Begin Exercise materials
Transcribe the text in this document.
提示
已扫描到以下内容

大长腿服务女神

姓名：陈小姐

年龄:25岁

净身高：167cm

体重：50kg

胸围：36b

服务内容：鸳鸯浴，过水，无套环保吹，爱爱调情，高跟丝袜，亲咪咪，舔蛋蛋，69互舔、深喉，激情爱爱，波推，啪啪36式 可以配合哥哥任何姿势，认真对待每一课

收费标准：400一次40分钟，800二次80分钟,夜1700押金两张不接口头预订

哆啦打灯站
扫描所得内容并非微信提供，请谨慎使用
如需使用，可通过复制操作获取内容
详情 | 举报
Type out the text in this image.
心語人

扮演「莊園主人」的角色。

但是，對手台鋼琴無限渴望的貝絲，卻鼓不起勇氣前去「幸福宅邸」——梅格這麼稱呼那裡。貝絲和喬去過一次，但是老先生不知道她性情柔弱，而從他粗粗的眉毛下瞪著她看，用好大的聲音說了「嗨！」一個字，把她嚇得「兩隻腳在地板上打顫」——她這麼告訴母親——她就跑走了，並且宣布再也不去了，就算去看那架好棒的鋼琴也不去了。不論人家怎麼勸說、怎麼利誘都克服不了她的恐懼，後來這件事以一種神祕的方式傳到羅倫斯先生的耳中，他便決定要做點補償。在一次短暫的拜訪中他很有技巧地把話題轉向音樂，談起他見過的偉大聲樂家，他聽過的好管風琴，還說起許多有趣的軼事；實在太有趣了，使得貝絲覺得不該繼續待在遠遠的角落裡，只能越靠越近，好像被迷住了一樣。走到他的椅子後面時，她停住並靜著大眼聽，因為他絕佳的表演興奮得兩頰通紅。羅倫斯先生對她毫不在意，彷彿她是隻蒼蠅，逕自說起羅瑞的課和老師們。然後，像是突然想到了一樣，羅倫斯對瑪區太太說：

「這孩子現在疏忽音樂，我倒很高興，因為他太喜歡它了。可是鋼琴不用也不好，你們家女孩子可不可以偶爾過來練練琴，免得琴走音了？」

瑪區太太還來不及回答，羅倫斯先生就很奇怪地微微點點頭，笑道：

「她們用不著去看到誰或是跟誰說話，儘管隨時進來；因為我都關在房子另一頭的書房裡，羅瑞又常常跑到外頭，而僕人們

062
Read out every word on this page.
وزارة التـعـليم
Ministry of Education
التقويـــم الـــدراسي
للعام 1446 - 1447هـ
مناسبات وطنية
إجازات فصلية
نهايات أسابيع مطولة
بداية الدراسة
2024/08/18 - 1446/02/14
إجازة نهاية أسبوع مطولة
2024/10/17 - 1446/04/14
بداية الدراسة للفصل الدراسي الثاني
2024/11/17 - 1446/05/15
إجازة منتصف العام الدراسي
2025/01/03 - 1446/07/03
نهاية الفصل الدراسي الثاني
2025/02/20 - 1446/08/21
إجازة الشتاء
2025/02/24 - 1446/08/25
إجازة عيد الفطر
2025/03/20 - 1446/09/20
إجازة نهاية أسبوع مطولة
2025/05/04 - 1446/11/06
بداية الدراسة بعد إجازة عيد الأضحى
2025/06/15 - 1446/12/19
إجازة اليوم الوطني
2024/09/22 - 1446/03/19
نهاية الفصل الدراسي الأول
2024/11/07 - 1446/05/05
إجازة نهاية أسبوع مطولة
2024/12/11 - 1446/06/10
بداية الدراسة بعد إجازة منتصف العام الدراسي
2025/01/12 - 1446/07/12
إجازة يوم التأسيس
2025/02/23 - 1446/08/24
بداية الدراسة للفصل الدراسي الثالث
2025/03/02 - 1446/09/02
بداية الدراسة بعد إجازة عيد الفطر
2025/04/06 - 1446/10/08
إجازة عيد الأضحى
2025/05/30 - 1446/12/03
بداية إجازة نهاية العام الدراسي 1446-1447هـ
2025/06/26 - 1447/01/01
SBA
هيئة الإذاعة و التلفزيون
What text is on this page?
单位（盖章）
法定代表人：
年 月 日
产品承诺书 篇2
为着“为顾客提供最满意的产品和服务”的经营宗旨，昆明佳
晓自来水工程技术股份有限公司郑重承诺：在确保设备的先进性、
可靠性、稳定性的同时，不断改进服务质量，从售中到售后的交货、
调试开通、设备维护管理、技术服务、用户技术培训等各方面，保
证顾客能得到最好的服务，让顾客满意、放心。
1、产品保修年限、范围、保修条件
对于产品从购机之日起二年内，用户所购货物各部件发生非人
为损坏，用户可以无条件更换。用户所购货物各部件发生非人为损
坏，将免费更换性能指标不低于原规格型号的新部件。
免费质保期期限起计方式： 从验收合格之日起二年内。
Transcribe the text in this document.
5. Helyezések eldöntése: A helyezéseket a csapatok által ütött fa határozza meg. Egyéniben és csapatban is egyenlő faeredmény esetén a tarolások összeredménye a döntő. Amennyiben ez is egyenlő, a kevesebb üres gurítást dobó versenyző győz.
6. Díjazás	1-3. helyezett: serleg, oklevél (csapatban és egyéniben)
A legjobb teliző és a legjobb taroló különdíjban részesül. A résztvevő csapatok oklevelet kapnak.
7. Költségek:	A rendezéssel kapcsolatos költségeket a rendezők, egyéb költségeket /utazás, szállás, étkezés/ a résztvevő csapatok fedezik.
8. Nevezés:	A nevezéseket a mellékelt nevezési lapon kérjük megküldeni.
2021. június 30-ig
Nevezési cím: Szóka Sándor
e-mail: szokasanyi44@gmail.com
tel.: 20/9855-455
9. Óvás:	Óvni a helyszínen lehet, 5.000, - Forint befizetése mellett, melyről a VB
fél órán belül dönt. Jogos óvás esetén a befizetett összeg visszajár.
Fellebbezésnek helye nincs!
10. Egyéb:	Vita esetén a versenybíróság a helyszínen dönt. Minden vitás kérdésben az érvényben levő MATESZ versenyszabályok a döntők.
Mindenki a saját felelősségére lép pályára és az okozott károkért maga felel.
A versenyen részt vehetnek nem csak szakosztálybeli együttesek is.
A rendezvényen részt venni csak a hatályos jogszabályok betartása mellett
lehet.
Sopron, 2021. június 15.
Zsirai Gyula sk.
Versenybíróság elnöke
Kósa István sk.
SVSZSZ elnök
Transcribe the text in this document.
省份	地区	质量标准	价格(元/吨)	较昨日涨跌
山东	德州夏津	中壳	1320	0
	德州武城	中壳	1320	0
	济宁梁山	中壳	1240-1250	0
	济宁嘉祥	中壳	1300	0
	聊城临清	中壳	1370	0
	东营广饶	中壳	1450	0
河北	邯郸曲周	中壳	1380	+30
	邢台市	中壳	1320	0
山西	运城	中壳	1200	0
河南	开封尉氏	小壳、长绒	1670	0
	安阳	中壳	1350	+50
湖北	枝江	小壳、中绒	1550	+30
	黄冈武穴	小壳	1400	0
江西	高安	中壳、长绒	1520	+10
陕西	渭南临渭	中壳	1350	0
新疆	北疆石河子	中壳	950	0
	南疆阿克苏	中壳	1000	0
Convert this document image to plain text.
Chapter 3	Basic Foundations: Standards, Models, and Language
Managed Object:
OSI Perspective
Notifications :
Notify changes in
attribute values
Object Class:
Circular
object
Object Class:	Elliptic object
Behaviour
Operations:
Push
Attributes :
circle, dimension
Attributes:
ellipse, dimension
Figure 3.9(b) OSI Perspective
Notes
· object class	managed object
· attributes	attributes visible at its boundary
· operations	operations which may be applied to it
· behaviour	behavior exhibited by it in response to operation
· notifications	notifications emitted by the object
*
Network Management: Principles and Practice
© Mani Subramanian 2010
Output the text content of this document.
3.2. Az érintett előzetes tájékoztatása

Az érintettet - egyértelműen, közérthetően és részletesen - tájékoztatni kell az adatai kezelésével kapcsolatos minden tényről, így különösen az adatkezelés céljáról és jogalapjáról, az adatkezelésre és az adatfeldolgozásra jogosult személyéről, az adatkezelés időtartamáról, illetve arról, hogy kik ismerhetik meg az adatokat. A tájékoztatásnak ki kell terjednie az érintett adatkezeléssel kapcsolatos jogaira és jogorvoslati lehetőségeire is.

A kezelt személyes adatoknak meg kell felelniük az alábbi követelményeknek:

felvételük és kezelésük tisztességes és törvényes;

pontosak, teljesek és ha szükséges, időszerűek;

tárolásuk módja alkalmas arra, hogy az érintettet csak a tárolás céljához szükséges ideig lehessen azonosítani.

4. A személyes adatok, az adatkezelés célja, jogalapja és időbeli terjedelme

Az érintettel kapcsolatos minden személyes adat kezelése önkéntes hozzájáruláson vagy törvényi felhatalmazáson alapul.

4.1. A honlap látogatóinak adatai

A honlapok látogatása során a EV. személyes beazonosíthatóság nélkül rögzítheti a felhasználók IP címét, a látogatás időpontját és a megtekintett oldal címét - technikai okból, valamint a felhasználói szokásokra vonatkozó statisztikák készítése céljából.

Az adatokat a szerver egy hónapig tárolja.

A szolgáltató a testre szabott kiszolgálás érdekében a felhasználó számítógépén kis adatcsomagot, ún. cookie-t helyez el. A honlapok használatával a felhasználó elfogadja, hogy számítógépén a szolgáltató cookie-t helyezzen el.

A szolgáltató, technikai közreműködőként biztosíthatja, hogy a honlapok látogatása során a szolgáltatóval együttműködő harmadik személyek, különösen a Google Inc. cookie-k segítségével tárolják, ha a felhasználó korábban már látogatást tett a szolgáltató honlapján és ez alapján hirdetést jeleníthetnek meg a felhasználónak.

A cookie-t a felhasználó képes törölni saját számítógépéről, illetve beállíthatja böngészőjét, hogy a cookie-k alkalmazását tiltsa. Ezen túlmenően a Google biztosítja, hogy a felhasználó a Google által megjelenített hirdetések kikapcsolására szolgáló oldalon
End Exercise materials
Select and copy each line from the data that includes the word "adatai".

Expected answer:
Az érintettet - egyértelműen, közérthetően és részletesen - tájékoztatni kell az adatai kezelésével kapcsolatos minden tényről, így különösen az adatkezelés céljáról és jogalapjáról, az adatkezelésre és az adatfeldolgozásra jogosult személyéről, az adatkezelés időtartamáról, illetve arról, hogy kik ismerhetik meg az adatokat. A tájékoztatásnak ki kell terjednie az érintett adatkezeléssel kapcsolatos jogaira és jogorvoslati lehetőségeire is.
4.1. A honlap látogatóinak adatai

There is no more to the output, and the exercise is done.